• DATASET EXTRACT:
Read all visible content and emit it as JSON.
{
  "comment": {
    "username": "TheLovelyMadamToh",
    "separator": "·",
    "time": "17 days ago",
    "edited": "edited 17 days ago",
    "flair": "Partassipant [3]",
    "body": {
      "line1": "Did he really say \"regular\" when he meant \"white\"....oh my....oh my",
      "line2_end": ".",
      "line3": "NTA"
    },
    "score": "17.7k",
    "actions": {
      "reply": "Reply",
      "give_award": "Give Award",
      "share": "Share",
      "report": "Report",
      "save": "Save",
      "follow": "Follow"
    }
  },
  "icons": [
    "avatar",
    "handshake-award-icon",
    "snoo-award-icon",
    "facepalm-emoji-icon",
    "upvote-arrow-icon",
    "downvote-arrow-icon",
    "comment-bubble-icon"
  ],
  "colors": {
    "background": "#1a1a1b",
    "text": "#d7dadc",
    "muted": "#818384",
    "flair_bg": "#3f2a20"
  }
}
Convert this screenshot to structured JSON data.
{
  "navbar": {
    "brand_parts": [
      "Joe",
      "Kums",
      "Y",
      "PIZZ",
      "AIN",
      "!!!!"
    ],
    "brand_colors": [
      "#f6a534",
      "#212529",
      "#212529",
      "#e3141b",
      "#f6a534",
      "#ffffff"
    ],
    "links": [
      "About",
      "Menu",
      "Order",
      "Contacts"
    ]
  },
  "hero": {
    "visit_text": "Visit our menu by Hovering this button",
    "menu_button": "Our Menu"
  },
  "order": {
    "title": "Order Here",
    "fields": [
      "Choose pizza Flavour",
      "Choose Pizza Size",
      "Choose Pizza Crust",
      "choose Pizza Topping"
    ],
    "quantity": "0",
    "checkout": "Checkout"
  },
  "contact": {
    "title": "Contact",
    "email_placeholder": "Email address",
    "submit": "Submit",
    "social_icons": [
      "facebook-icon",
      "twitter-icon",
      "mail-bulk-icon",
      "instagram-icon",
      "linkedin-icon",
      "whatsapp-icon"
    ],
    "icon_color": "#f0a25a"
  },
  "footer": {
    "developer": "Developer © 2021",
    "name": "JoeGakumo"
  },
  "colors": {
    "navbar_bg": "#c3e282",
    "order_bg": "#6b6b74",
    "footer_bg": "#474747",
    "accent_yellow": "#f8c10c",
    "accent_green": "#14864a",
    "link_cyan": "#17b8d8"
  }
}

• DESCRIPTION OF THE TASK: Print all of the data exactly as it was given.

• RESULT FOR THIS EXERCISE:
Read all visible content and emit it as JSON.
{
  "comment": {
    "username": "TheLovelyMadamToh",
    "separator": "·",
    "time": "17 days ago",
    "edited": "edited 17 days ago",
    "flair": "Partassipant [3]",
    "body": {
      "line1": "Did he really say \"regular\" when he meant \"white\"....oh my....oh my",
      "line2_end": ".",
      "line3": "NTA"
    },
    "score": "17.7k",
    "actions": {
      "reply": "Reply",
      "give_award": "Give Award",
      "share": "Share",
      "report": "Report",
      "save": "Save",
      "follow": "Follow"
    }
  },
  "icons": [
    "avatar",
    "handshake-award-icon",
    "snoo-award-icon",
    "facepalm-emoji-icon",
    "upvote-arrow-icon",
    "downvote-arrow-icon",
    "comment-bubble-icon"
  ],
  "colors": {
    "background": "#1a1a1b",
    "text": "#d7dadc",
    "muted": "#818384",
    "flair_bg": "#3f2a20"
  }
}
Convert this screenshot to structured JSON data.
{
  "navbar": {
    "brand_parts": [
      "Joe",
      "Kums",
      "Y",
      "PIZZ",
      "AIN",
      "!!!!"
    ],
    "brand_colors": [
      "#f6a534",
      "#212529",
      "#212529",
      "#e3141b",
      "#f6a534",
      "#ffffff"
    ],
    "links": [
      "About",
      "Menu",
      "Order",
      "Contacts"
    ]
  },
  "hero": {
    "visit_text": "Visit our menu by Hovering this button",
    "menu_button": "Our Menu"
  },
  "order": {
    "title": "Order Here",
    "fields": [
      "Choose pizza Flavour",
      "Choose Pizza Size",
      "Choose Pizza Crust",
      "choose Pizza Topping"
    ],
    "quantity": "0",
    "checkout": "Checkout"
  },
  "contact": {
    "title": "Contact",
    "email_placeholder": "Email address",
    "submit": "Submit",
    "social_icons": [
      "facebook-icon",
      "twitter-icon",
      "mail-bulk-icon",
      "instagram-icon",
      "linkedin-icon",
      "whatsapp-icon"
    ],
    "icon_color": "#f0a25a"
  },
  "footer": {
    "developer": "Developer © 2021",
    "name": "JoeGakumo"
  },
  "colors": {
    "navbar_bg": "#c3e282",
    "order_bg": "#6b6b74",
    "footer_bg": "#474747",
    "accent_yellow": "#f8c10c",
    "accent_green": "#14864a",
    "link_cyan": "#17b8d8"
  }
}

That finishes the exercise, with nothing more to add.